Provided data

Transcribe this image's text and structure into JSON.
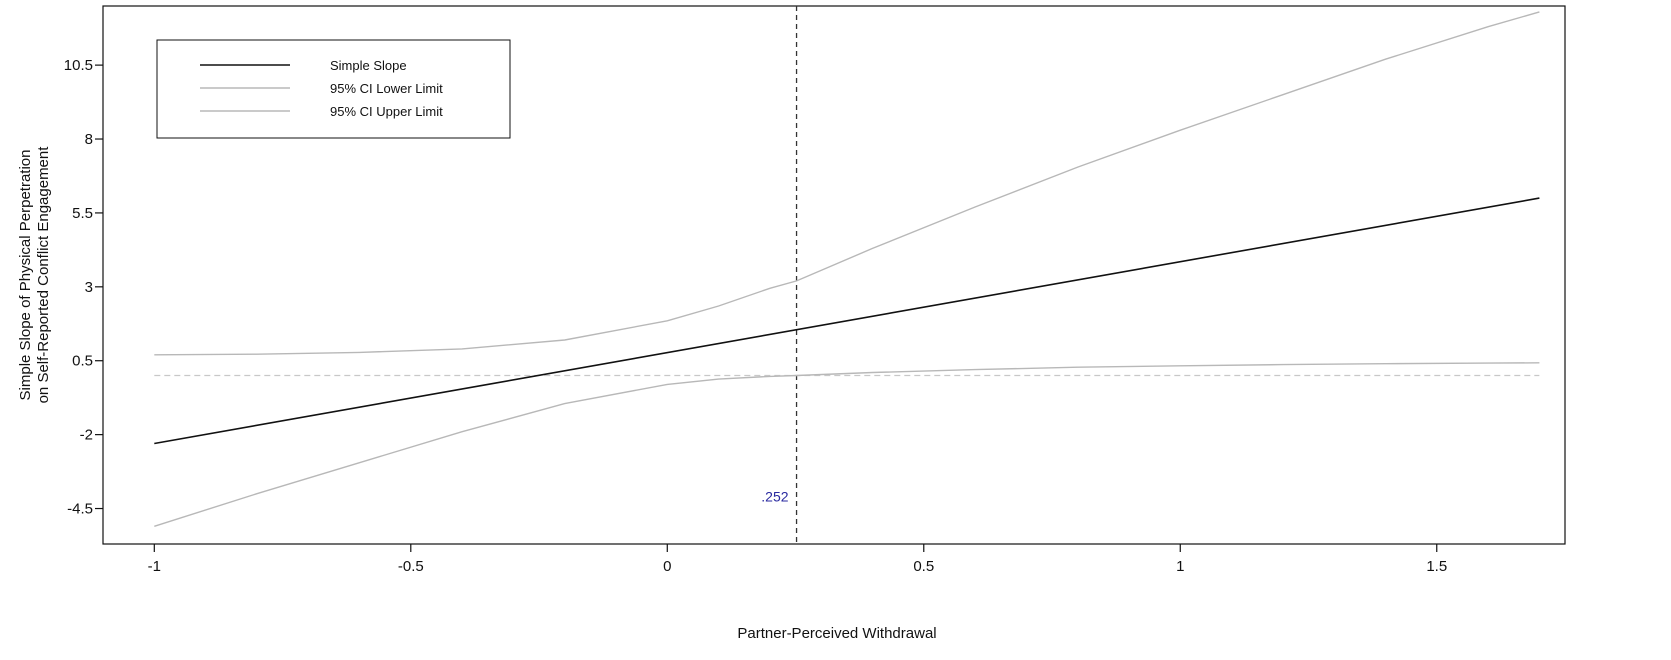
{
  "chart_data": {
    "type": "line",
    "xlabel": "Partner-Perceived Withdrawal",
    "ylabel_lines": [
      "Simple Slope of Physical Perpetration",
      "on Self-Reported Conflict Engagement"
    ],
    "xlim": [
      -1.1,
      1.75
    ],
    "ylim": [
      -5.7,
      12.5
    ],
    "x_ticks": [
      -1,
      -0.5,
      0,
      0.5,
      1,
      1.5
    ],
    "x_tick_labels": [
      "-1",
      "-0.5",
      "0",
      "0.5",
      "1",
      "1.5"
    ],
    "y_ticks": [
      -4.5,
      -2,
      0.5,
      3,
      5.5,
      8,
      10.5
    ],
    "y_tick_labels": [
      "-4.5",
      "-2",
      "0.5",
      "3",
      "5.5",
      "8",
      "10.5"
    ],
    "grid": false,
    "legend_position": "top-left",
    "series": [
      {
        "name": "Simple Slope",
        "color": "#111111",
        "x": [
          -1,
          1.7
        ],
        "y": [
          -2.3,
          6.0
        ]
      },
      {
        "name": "95% CI Lower Limit",
        "color": "#b8b8b8",
        "x": [
          -1,
          -0.8,
          -0.6,
          -0.4,
          -0.2,
          0,
          0.1,
          0.2,
          0.252,
          0.4,
          0.6,
          0.8,
          1.0,
          1.2,
          1.4,
          1.6,
          1.7
        ],
        "y": [
          -5.1,
          -4.0,
          -2.95,
          -1.9,
          -0.95,
          -0.3,
          -0.12,
          -0.03,
          0.0,
          0.1,
          0.2,
          0.28,
          0.33,
          0.37,
          0.4,
          0.42,
          0.43
        ]
      },
      {
        "name": "95% CI Upper Limit",
        "color": "#b8b8b8",
        "x": [
          -1,
          -0.8,
          -0.6,
          -0.4,
          -0.2,
          0,
          0.1,
          0.2,
          0.252,
          0.4,
          0.6,
          0.8,
          1.0,
          1.2,
          1.4,
          1.6,
          1.7
        ],
        "y": [
          0.7,
          0.72,
          0.78,
          0.9,
          1.2,
          1.85,
          2.35,
          2.95,
          3.2,
          4.3,
          5.7,
          7.05,
          8.3,
          9.5,
          10.7,
          11.8,
          12.3
        ]
      }
    ],
    "reference_lines": {
      "vertical_x": 0.252,
      "horizontal_y": 0
    },
    "annotation": {
      "text": ".252",
      "x": 0.252,
      "y": -4.1,
      "color": "#2a2aa0"
    }
  }
}
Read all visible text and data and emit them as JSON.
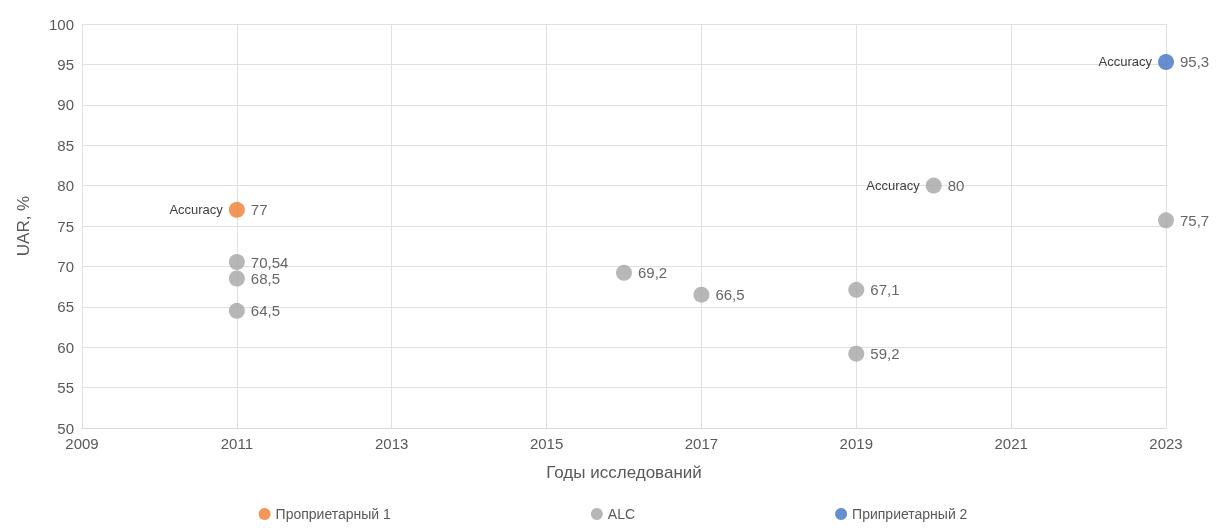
{
  "chart_data": {
    "type": "scatter",
    "xlabel": "Годы исследований",
    "ylabel": "UAR, %",
    "xlim": [
      2009,
      2023
    ],
    "xticks": [
      2009,
      2011,
      2013,
      2015,
      2017,
      2019,
      2021,
      2023
    ],
    "ylim": [
      50,
      100
    ],
    "yticks": [
      50,
      55,
      60,
      65,
      70,
      75,
      80,
      85,
      90,
      95,
      100
    ],
    "grid": true,
    "legend": "bottom",
    "marker": "circle",
    "series": [
      {
        "name": "Проприетарный 1",
        "color": "#ed7d31",
        "x": [
          2011
        ],
        "values": [
          77
        ],
        "value_labels": [
          "77"
        ]
      },
      {
        "name": "ALC",
        "color": "#a5a5a5",
        "x": [
          2011,
          2011,
          2011,
          2016,
          2017,
          2019,
          2019,
          2020,
          2023
        ],
        "values": [
          70.54,
          68.5,
          64.5,
          69.2,
          66.5,
          67.1,
          59.2,
          80,
          75.7
        ],
        "value_labels": [
          "70,54",
          "68,5",
          "64,5",
          "69,2",
          "66,5",
          "67,1",
          "59,2",
          "80",
          "75,7"
        ]
      },
      {
        "name": "Приприетарный 2",
        "color": "#4472c4",
        "x": [
          2023
        ],
        "values": [
          95.3
        ],
        "value_labels": [
          "95,3"
        ]
      }
    ],
    "annotations": [
      {
        "text": "Accuracy",
        "x": 2011,
        "y": 77
      },
      {
        "text": "Accuracy",
        "x": 2020,
        "y": 80
      },
      {
        "text": "Accuracy",
        "x": 2023,
        "y": 95.3
      }
    ]
  }
}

Exercise brief
Restate the data above word for word. Skip every picture.

Output
Transcribe this image's text and structure into JSON.
{
  "chart_data": {
    "type": "line",
    "xlabel": "Partner-Perceived Withdrawal",
    "ylabel_lines": [
      "Simple Slope of Physical Perpetration",
      "on Self-Reported Conflict Engagement"
    ],
    "xlim": [
      -1.1,
      1.75
    ],
    "ylim": [
      -5.7,
      12.5
    ],
    "x_ticks": [
      -1,
      -0.5,
      0,
      0.5,
      1,
      1.5
    ],
    "x_tick_labels": [
      "-1",
      "-0.5",
      "0",
      "0.5",
      "1",
      "1.5"
    ],
    "y_ticks": [
      -4.5,
      -2,
      0.5,
      3,
      5.5,
      8,
      10.5
    ],
    "y_tick_labels": [
      "-4.5",
      "-2",
      "0.5",
      "3",
      "5.5",
      "8",
      "10.5"
    ],
    "grid": false,
    "legend_position": "top-left",
    "series": [
      {
        "name": "Simple Slope",
        "color": "#111111",
        "x": [
          -1,
          1.7
        ],
        "y": [
          -2.3,
          6.0
        ]
      },
      {
        "name": "95% CI Lower Limit",
        "color": "#b8b8b8",
        "x": [
          -1,
          -0.8,
          -0.6,
          -0.4,
          -0.2,
          0,
          0.1,
          0.2,
          0.252,
          0.4,
          0.6,
          0.8,
          1.0,
          1.2,
          1.4,
          1.6,
          1.7
        ],
        "y": [
          -5.1,
          -4.0,
          -2.95,
          -1.9,
          -0.95,
          -0.3,
          -0.12,
          -0.03,
          0.0,
          0.1,
          0.2,
          0.28,
          0.33,
          0.37,
          0.4,
          0.42,
          0.43
        ]
      },
      {
        "name": "95% CI Upper Limit",
        "color": "#b8b8b8",
        "x": [
          -1,
          -0.8,
          -0.6,
          -0.4,
          -0.2,
          0,
          0.1,
          0.2,
          0.252,
          0.4,
          0.6,
          0.8,
          1.0,
          1.2,
          1.4,
          1.6,
          1.7
        ],
        "y": [
          0.7,
          0.72,
          0.78,
          0.9,
          1.2,
          1.85,
          2.35,
          2.95,
          3.2,
          4.3,
          5.7,
          7.05,
          8.3,
          9.5,
          10.7,
          11.8,
          12.3
        ]
      }
    ],
    "reference_lines": {
      "vertical_x": 0.252,
      "horizontal_y": 0
    },
    "annotation": {
      "text": ".252",
      "x": 0.252,
      "y": -4.1,
      "color": "#2a2aa0"
    }
  }
}
Read all visible text and data and emit them as JSON.
{
  "chart_data": {
    "type": "scatter",
    "xlabel": "Годы исследований",
    "ylabel": "UAR, %",
    "xlim": [
      2009,
      2023
    ],
    "xticks": [
      2009,
      2011,
      2013,
      2015,
      2017,
      2019,
      2021,
      2023
    ],
    "ylim": [
      50,
      100
    ],
    "yticks": [
      50,
      55,
      60,
      65,
      70,
      75,
      80,
      85,
      90,
      95,
      100
    ],
    "grid": true,
    "legend": "bottom",
    "marker": "circle",
    "series": [
      {
        "name": "Проприетарный 1",
        "color": "#ed7d31",
        "x": [
          2011
        ],
        "values": [
          77
        ],
        "value_labels": [
          "77"
        ]
      },
      {
        "name": "ALC",
        "color": "#a5a5a5",
        "x": [
          2011,
          2011,
          2011,
          2016,
          2017,
          2019,
          2019,
          2020,
          2023
        ],
        "values": [
          70.54,
          68.5,
          64.5,
          69.2,
          66.5,
          67.1,
          59.2,
          80,
          75.7
        ],
        "value_labels": [
          "70,54",
          "68,5",
          "64,5",
          "69,2",
          "66,5",
          "67,1",
          "59,2",
          "80",
          "75,7"
        ]
      },
      {
        "name": "Приприетарный 2",
        "color": "#4472c4",
        "x": [
          2023
        ],
        "values": [
          95.3
        ],
        "value_labels": [
          "95,3"
        ]
      }
    ],
    "annotations": [
      {
        "text": "Accuracy",
        "x": 2011,
        "y": 77
      },
      {
        "text": "Accuracy",
        "x": 2020,
        "y": 80
      },
      {
        "text": "Accuracy",
        "x": 2023,
        "y": 95.3
      }
    ]
  }
}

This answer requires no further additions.